• **Excerpt**:

Google's AlphaGo computer defeats world champion at game of Go

This morning's key headlines from GenerationalDynamics.com

Google's AlphaGo computer defeats world champion at game of Go


Final position after black (Lee Se-dol) resigned, and white (AlphaGo) won
Final position after black (Lee Se-dol) resigned, and white (AlphaGo) won

World Go champion Lee Se-dol was forced to resign the third game of a five-game match against Google's AlphaGo computer and software in Seoul on Saturday, handing the victory for the whole match to the computer. As I wrote several weeks ago, this victory by a computer at the game of Go is a significant step on the road to the Singularity, the point in time where computers become more intelligent than humans, with an uncertain future for humanity. ( "28-Jan-16 World View -- China's game of Go beaten by Google's AI software, bringing the Singularity closer")

The reason that this is a very big deal is because artificial intelligence (AI) experts had not expected to reach this milestone for another ten years. This means that those researchers that had estimated that the Singularity would not occur until 2040 or 2050 now have to recalibrate their timelines. My own estimate of 2030, which I originally published in 2005, still stands, and increasingly appears to be the best estimate.

World Go champion Lee Se-dol apologized for losing to the computer, and responded to questions about whether computers are already smarter than humans:

"I don’t know how to start or what to say today, but I think I would have to express my apologies first. I should have shown a better result, a better outcome, and better content in terms of the game played, and I do apologize for not being able to satisfy a lot of people’s expectations. I kind of felt powerless. If I look back on the three games, the first one, even if I were to go back and redo the first game, I think that I would not have been able to win, because I at that time misjudged the capabilities of AlphaGo. The second game, I think, would have been the make or break.

If you look at the beginning of the second game, the game did flow the way that I have intended, and there were a [number of opportunities] which I admittedly missed. Looking at the third match, yes, I do have extensive experience in terms of playing the game of Go, but there was never a case as this as such that I felt this amount of pressure. So I was incapable of overcoming the amount of pressure that I was experiencing.

And lastly, since I lost the third match, there is now a clear winner. However, when it comes to human beings, there is a psychological aspect that one has to also think about. So as I play the fourth and fifth match, I do ask that you continue to show interest and follow what happens. ...

I do apologize for not being able to satisfy people's expectations. Lee Se-dol is the one who lost today, not humanity."

If Lee were able to win at least one of the two remaining games, then it would be significant because it would show that computers still have plenty of room for improvement.

• **To-do list**:
a) In the AlphaGo article, in which city was the match between Lee Se-dol and AlphaGo played?
b) Decide whether each statement agrees with the AlphaGo article, answering yes or no and quoting the deciding words: (i) Lee Se-dol played black in the game described. (ii) AI experts had expected a computer to reach this milestone at about this time. (iii) The match against AlphaGo consisted of five games.
c) Reproduce word for word the passage of the AlphaGo article that opens with the words containing "World Go champion Lee Se-dol apologized" and closes with "make or break.".

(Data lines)
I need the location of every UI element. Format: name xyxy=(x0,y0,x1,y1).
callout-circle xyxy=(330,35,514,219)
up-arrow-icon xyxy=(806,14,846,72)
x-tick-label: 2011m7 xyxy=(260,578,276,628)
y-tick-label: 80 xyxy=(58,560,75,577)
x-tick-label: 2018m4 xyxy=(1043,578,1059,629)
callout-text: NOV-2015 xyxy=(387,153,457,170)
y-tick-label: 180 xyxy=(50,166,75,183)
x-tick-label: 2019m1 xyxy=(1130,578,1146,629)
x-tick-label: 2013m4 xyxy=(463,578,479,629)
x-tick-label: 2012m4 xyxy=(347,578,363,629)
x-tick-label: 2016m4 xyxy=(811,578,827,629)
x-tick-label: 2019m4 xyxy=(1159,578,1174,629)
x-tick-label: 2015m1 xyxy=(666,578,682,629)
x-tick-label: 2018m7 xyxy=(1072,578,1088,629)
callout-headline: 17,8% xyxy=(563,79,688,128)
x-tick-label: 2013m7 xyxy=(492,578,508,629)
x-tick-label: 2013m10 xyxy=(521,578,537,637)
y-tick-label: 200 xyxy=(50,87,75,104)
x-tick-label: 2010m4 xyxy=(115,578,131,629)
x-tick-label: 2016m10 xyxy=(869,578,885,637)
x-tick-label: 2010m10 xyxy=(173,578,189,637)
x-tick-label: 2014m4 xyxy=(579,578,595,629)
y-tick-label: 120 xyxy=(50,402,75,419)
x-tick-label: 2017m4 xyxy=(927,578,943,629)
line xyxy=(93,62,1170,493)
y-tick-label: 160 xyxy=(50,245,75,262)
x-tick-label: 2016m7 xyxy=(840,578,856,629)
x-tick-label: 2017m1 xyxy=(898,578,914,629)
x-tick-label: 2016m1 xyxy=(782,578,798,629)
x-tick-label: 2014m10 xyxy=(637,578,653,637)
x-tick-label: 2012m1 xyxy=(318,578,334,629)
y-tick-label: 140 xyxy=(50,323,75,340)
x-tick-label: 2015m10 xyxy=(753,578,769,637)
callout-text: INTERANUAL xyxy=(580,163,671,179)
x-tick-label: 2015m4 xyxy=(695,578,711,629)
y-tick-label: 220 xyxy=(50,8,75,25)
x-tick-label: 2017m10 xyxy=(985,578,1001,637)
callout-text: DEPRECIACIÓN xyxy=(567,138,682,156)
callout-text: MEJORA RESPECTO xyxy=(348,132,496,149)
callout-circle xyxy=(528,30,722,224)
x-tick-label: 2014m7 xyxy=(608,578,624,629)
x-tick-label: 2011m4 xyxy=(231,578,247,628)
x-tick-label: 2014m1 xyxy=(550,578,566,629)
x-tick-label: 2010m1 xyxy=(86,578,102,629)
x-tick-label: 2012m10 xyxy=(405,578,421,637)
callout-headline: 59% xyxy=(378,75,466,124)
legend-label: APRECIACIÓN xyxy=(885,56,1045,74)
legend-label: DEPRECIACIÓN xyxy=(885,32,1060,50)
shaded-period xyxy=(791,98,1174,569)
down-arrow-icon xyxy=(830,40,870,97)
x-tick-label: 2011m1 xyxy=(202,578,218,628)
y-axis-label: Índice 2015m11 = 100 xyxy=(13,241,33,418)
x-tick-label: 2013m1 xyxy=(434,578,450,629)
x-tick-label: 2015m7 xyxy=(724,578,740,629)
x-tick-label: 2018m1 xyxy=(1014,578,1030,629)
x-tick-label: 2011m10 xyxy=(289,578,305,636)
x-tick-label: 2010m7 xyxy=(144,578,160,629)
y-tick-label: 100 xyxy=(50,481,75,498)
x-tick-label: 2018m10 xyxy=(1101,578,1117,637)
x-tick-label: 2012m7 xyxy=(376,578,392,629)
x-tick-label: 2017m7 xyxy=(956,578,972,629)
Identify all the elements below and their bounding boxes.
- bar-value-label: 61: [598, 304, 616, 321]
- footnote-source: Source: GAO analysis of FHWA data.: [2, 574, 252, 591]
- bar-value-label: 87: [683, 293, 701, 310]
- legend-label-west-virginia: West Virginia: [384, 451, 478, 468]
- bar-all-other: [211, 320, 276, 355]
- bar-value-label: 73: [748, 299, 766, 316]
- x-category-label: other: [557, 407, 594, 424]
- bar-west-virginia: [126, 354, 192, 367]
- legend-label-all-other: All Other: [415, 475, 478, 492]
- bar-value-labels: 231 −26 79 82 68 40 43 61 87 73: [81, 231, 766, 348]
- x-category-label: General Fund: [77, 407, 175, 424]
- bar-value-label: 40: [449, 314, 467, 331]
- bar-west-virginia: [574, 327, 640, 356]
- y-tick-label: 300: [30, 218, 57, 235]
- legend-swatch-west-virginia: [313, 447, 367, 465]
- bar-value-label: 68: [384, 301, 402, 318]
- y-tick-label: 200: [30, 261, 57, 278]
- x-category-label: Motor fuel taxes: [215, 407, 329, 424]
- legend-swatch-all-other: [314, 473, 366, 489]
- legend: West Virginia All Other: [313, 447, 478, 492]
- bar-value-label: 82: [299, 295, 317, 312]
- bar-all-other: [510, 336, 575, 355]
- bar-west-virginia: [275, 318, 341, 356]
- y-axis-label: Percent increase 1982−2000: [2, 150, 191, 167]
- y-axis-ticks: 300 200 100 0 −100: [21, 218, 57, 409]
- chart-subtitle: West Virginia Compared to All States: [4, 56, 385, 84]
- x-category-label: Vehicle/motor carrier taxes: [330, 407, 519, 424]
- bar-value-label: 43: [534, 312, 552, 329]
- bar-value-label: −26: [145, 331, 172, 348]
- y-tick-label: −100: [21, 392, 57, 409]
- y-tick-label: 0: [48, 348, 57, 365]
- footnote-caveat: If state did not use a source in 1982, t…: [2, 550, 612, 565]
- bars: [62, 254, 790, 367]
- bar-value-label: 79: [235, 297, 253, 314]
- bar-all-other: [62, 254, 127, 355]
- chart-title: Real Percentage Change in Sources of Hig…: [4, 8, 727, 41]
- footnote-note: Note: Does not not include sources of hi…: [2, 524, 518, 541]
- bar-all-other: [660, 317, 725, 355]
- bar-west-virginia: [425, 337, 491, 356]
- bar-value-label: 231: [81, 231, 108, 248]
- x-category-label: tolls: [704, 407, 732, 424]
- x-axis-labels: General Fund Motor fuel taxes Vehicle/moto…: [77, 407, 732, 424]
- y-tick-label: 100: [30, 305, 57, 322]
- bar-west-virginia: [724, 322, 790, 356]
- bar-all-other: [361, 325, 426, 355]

• **Responses in order**:
a) Seoul

b)
(i) Yes: "black (Lee Se-dol) resigned"
(ii) No: "artificial intelligence (AI) experts had not expected to reach this milestone for another ten years"
(iii) Yes: "the third game of a five-game match"

c)
World Go champion Lee Se-dol apologized for losing to the computer, and responded to questions about whether computers are already smarter than humans:

"I don’t know how to start or what to say today, but I think I would have to express my apologies first. I should have shown a better result, a better outcome, and better content in terms of the game played, and I do apologize for not being able to satisfy a lot of people’s expectations. I kind of felt powerless. If I look back on the three games, the first one, even if I were to go back and redo the first game, I think that I would not have been able to win, because I at that time misjudged the capabilities of AlphaGo. The second game, I think, would have been the make or break.